Copy the lines that follow, keeping every character the same.

Lines of data:
........
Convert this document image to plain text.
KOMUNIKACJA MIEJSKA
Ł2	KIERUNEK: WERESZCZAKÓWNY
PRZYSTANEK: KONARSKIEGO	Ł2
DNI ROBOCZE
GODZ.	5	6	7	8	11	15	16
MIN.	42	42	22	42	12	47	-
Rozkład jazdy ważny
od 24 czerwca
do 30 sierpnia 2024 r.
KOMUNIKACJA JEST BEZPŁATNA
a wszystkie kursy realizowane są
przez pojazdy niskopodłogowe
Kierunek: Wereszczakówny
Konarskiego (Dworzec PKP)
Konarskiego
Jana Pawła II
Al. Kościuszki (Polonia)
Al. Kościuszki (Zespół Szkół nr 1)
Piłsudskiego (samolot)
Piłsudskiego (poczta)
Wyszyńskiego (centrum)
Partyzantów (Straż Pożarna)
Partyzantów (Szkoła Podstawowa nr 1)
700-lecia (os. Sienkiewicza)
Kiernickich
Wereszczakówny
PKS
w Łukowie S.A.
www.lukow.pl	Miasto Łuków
........
Expected answer:
Convert this document image to plain text.
KOMUNIKACJA MIEJSKA
Ł2	KIERUNEK: WERESZCZAKÓWNY
PRZYSTANEK: KONARSKIEGO	Ł2
DNI ROBOCZE
GODZ.	5	6	7	8	11	15	16
MIN.	42	42	22	42	12	47	-
Rozkład jazdy ważny
od 24 czerwca
do 30 sierpnia 2024 r.
KOMUNIKACJA JEST BEZPŁATNA
a wszystkie kursy realizowane są
przez pojazdy niskopodłogowe
Kierunek: Wereszczakówny
Konarskiego (Dworzec PKP)
Konarskiego
Jana Pawła II
Al. Kościuszki (Polonia)
Al. Kościuszki (Zespół Szkół nr 1)
Piłsudskiego (samolot)
Piłsudskiego (poczta)
Wyszyńskiego (centrum)
Partyzantów (Straż Pożarna)
Partyzantów (Szkoła Podstawowa nr 1)
700-lecia (os. Sienkiewicza)
Kiernickich
Wereszczakówny
PKS
w Łukowie S.A.
www.lukow.pl	Miasto Łuków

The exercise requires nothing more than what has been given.